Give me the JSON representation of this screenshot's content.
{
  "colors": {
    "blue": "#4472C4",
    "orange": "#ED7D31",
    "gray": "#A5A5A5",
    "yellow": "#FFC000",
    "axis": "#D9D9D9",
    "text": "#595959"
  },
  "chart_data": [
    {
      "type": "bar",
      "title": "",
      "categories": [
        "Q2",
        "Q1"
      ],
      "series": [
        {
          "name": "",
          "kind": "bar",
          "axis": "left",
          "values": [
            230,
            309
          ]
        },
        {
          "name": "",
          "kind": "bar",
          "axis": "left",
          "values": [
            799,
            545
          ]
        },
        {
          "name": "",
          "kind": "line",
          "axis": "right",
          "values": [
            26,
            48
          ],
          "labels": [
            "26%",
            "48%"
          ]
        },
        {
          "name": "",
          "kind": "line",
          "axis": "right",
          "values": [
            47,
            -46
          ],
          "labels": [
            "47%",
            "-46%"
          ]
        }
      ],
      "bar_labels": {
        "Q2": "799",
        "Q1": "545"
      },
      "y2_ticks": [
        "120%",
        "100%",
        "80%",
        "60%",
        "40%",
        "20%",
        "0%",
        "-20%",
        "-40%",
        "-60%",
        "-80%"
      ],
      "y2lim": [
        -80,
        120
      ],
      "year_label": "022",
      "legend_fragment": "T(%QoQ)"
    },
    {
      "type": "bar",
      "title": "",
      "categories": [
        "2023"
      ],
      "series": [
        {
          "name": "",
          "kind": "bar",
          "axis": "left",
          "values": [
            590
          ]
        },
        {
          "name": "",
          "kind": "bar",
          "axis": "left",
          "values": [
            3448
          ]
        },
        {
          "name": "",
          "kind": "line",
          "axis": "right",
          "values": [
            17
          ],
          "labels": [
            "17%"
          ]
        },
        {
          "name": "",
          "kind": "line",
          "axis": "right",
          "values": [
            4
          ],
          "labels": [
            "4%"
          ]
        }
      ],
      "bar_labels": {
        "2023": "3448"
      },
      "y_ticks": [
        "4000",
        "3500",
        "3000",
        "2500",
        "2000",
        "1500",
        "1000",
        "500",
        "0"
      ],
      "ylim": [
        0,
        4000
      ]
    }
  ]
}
========================
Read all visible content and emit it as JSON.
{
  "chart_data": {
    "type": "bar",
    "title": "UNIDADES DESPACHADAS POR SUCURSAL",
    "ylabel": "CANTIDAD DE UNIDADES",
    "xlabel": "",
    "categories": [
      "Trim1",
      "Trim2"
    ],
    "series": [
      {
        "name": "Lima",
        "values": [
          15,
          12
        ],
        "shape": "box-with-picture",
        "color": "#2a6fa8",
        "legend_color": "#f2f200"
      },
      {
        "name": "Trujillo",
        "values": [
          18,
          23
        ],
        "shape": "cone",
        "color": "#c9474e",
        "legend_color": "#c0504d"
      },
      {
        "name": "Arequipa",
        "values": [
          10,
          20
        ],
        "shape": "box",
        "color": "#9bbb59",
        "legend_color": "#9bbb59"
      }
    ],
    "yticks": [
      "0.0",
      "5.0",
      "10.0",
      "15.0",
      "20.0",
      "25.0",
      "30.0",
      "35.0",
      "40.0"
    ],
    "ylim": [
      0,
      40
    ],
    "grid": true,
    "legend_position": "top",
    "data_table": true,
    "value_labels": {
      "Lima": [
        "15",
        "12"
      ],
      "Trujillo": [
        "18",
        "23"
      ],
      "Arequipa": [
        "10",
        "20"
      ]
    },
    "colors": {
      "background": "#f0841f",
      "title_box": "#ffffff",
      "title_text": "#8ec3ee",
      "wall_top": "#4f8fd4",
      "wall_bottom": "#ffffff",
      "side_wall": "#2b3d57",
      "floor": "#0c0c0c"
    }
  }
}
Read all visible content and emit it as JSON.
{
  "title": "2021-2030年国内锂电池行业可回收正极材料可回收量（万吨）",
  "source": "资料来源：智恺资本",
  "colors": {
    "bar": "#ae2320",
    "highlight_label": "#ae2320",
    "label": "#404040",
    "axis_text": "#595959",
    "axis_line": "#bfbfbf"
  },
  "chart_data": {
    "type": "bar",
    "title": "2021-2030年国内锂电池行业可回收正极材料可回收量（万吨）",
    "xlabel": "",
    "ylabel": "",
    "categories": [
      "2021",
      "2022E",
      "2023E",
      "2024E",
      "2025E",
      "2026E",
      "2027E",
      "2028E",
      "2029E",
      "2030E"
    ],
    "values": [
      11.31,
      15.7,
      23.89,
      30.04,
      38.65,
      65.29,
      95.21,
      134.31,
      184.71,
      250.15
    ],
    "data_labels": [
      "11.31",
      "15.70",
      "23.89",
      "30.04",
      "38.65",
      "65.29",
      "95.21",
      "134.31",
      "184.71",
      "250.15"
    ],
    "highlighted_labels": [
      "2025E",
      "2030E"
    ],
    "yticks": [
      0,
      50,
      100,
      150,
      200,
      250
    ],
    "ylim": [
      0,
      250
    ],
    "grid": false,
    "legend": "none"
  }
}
========================
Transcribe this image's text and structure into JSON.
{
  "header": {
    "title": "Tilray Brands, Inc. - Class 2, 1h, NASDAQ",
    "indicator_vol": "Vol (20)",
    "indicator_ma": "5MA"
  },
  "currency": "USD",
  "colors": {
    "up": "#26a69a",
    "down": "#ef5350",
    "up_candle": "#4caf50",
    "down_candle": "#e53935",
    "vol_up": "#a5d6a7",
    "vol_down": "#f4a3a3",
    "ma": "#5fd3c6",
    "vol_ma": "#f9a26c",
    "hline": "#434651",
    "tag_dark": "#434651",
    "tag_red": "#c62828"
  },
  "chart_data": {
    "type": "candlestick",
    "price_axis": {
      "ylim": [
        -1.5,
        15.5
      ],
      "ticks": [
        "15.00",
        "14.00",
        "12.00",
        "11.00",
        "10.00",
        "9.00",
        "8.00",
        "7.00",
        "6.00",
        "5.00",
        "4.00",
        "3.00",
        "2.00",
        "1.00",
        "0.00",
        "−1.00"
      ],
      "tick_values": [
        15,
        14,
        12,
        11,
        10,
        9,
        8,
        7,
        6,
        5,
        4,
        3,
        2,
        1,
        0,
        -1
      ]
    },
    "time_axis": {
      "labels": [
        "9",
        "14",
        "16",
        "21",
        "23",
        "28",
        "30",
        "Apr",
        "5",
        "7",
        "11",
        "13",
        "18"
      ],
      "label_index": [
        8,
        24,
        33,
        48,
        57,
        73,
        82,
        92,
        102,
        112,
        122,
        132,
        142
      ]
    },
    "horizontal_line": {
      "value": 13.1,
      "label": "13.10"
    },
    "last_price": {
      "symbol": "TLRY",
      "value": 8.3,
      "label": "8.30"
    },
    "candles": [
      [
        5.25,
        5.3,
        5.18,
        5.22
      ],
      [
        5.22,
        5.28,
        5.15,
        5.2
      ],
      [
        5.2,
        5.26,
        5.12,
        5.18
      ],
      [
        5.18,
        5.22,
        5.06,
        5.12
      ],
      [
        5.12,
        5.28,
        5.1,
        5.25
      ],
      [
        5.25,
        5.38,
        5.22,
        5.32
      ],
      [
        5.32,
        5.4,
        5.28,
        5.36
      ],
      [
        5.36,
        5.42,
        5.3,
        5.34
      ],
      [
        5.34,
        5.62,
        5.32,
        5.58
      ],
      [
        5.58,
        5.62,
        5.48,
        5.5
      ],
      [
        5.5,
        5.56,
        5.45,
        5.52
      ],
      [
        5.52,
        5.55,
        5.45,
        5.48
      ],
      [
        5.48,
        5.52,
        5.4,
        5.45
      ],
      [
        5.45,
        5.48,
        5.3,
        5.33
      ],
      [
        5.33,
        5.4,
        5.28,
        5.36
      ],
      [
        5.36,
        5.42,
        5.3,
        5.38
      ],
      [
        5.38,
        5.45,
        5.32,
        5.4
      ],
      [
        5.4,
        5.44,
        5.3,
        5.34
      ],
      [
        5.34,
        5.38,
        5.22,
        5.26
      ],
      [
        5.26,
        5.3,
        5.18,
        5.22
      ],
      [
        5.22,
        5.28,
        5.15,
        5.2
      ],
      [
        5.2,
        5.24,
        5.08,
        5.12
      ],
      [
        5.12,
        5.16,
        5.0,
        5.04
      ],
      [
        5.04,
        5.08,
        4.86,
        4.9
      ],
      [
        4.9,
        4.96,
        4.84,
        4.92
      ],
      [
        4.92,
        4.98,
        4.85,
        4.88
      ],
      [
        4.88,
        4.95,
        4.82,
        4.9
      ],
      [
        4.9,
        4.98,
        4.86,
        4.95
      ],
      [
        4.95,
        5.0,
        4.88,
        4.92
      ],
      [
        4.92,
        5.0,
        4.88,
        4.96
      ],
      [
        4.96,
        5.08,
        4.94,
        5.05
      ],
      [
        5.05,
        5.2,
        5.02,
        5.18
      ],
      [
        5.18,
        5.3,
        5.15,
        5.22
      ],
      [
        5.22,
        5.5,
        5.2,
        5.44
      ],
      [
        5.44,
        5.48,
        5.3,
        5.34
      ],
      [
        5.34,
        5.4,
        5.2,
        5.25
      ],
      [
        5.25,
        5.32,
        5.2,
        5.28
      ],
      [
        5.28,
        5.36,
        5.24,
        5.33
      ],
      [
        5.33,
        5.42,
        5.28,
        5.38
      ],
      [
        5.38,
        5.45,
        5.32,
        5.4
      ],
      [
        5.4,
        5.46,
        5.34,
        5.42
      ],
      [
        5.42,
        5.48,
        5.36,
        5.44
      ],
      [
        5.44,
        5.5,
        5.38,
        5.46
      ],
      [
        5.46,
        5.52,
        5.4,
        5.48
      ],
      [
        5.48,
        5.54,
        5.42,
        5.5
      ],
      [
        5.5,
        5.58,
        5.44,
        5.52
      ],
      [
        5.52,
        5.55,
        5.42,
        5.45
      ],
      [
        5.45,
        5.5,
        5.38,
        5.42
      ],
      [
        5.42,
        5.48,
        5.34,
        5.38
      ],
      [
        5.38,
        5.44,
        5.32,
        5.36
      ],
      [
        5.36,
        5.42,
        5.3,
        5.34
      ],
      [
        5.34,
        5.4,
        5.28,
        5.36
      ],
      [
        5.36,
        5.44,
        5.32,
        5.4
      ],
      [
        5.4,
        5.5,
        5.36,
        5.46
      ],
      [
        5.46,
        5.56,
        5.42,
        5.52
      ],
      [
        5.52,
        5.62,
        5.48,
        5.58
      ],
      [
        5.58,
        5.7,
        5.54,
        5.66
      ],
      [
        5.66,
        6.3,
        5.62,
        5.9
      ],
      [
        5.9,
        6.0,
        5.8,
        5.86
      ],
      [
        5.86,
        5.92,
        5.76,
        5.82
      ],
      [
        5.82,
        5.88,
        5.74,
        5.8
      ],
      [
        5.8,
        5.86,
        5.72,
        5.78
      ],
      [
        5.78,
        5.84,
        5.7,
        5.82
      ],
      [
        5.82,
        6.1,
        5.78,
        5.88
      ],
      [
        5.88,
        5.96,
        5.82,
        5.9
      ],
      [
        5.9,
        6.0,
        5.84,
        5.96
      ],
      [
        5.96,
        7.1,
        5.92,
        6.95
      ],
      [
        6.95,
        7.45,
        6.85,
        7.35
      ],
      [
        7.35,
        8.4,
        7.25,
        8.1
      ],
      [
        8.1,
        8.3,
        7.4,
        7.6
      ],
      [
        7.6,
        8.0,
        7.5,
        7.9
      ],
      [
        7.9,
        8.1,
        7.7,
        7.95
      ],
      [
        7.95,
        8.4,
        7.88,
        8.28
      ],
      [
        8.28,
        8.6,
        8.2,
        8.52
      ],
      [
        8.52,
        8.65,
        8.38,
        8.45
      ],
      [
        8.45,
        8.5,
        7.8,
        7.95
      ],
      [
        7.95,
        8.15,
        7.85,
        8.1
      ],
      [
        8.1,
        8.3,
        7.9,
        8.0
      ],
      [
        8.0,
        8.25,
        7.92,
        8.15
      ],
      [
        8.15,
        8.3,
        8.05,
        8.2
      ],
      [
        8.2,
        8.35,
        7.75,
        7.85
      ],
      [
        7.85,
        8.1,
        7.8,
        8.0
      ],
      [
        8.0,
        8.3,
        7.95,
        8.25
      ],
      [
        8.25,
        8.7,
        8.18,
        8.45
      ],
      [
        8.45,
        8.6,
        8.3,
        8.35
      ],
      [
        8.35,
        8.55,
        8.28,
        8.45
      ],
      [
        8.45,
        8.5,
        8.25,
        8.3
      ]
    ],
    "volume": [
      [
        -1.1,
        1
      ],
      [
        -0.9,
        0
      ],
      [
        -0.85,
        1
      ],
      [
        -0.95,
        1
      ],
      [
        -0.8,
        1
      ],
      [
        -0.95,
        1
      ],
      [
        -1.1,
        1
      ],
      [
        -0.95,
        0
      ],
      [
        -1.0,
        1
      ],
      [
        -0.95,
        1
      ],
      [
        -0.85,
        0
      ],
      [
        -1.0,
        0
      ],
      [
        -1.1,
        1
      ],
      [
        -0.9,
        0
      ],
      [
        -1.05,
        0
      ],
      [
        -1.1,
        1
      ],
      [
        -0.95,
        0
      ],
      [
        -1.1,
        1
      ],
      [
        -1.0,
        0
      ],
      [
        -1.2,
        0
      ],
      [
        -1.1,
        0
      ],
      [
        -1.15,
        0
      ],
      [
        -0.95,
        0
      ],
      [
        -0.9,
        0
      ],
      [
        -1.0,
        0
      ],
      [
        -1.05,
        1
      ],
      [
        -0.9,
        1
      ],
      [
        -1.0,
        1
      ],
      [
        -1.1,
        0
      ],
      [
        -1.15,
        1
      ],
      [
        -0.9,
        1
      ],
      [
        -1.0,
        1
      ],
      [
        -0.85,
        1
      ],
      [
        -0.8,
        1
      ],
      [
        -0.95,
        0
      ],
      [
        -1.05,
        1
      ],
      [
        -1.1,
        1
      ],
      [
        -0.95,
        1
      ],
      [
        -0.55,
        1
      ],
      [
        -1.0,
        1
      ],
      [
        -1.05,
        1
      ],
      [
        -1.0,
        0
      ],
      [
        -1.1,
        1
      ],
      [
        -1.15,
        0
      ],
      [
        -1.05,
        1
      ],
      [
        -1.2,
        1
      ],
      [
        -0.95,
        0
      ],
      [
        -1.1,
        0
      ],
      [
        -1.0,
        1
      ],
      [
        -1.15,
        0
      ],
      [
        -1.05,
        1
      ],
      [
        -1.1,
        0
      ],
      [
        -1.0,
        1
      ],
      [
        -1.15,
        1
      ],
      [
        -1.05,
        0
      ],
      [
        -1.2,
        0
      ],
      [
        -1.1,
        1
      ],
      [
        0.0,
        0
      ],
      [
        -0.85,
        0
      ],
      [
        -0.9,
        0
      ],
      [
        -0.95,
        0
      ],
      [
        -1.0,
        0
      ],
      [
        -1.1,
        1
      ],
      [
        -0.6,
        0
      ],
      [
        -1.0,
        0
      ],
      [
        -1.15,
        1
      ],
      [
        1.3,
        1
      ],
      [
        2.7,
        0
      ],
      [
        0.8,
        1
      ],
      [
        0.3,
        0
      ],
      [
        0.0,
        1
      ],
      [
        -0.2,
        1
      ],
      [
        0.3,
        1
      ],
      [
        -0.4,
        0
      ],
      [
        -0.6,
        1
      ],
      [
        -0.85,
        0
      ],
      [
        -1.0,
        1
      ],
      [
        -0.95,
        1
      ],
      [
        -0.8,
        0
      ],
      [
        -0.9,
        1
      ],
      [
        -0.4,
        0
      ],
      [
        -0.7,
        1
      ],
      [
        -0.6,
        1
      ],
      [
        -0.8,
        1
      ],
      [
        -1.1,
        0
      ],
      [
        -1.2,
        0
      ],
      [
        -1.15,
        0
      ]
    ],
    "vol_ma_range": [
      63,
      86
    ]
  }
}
========================
The request: All lines above containing the string "this" are to be collected.

Written solution:
Give me the JSON representation of this screenshot's content.
Transcribe this image's text and structure into JSON.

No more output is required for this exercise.